■ **WRITTEN PROBLEM**
Find every line in the records that holds the string "JSON". Copy each one.
· · · ·
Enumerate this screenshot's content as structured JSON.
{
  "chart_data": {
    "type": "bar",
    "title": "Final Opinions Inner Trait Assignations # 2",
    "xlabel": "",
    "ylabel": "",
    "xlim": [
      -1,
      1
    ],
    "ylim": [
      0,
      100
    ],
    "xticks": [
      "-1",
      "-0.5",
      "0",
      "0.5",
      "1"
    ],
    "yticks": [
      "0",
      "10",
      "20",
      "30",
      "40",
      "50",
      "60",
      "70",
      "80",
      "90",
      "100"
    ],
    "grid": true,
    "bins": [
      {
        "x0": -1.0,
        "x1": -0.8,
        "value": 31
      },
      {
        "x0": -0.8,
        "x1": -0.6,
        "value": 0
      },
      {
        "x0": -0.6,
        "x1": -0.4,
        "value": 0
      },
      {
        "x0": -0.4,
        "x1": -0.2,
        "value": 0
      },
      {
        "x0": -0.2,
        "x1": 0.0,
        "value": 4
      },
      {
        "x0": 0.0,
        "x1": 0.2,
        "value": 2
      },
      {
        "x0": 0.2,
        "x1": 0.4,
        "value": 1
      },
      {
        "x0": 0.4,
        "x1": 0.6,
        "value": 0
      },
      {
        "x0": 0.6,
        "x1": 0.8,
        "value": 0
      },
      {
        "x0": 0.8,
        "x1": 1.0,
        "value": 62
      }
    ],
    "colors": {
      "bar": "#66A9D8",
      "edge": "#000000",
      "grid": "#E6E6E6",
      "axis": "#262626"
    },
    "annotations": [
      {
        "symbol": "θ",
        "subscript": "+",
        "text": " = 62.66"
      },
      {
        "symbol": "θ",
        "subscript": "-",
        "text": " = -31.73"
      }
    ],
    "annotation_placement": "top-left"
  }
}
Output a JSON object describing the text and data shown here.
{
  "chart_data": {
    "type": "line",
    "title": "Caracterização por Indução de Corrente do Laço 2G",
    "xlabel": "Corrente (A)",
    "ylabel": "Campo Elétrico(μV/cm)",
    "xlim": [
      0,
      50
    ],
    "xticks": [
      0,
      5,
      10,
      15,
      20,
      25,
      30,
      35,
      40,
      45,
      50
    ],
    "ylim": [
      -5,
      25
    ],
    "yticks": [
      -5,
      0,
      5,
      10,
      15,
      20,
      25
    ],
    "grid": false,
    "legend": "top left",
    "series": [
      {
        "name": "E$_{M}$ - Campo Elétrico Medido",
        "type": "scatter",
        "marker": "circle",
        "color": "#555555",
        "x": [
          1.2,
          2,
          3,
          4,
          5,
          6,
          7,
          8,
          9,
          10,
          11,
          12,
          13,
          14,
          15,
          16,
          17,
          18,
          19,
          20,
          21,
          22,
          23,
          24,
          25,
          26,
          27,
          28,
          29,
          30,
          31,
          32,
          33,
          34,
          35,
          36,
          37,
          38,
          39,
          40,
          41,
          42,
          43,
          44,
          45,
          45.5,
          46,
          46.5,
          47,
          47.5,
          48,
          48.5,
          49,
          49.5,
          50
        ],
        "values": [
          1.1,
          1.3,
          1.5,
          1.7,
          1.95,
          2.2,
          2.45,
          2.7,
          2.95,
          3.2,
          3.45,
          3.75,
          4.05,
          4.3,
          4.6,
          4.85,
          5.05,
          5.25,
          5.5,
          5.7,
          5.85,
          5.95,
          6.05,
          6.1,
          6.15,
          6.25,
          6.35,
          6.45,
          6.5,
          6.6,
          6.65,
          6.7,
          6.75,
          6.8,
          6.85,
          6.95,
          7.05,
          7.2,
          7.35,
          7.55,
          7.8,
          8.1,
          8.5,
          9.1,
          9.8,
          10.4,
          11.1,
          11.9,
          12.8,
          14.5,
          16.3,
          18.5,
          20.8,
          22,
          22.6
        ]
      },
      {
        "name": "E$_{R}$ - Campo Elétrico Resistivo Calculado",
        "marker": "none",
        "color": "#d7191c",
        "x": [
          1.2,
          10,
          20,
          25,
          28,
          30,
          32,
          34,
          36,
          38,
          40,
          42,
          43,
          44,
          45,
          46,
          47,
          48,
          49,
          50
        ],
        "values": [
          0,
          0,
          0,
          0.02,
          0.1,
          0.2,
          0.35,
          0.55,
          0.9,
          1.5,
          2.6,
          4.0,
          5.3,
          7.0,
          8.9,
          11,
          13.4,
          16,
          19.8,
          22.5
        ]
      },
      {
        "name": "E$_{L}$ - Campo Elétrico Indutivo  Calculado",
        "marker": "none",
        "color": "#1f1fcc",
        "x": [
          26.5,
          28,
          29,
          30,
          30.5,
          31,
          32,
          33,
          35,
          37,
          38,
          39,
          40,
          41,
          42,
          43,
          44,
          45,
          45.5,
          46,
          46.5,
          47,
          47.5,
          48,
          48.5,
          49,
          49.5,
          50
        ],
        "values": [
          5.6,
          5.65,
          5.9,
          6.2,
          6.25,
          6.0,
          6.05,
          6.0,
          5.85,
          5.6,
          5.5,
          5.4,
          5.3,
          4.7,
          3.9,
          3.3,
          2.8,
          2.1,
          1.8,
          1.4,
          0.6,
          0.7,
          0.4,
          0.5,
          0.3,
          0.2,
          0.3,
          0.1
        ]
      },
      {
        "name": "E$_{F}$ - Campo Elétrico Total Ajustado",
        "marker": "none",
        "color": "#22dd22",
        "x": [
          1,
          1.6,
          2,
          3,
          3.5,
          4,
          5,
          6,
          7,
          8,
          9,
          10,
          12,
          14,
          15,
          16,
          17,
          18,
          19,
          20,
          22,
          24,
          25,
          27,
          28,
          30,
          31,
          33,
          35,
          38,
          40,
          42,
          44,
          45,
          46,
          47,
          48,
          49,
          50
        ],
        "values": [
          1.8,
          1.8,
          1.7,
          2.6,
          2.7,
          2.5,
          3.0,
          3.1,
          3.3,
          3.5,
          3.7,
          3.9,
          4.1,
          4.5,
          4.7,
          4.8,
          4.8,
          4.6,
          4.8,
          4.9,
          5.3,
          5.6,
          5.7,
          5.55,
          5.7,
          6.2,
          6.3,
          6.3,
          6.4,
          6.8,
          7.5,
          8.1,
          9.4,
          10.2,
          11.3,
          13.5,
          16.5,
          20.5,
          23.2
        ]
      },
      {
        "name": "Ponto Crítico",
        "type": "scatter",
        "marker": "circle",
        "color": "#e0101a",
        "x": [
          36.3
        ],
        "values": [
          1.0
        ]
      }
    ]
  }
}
· · · ·
■ **WRITTEN RESPONSE**
Enumerate this screenshot's content as structured JSON.
Output a JSON object describing the text and data shown here.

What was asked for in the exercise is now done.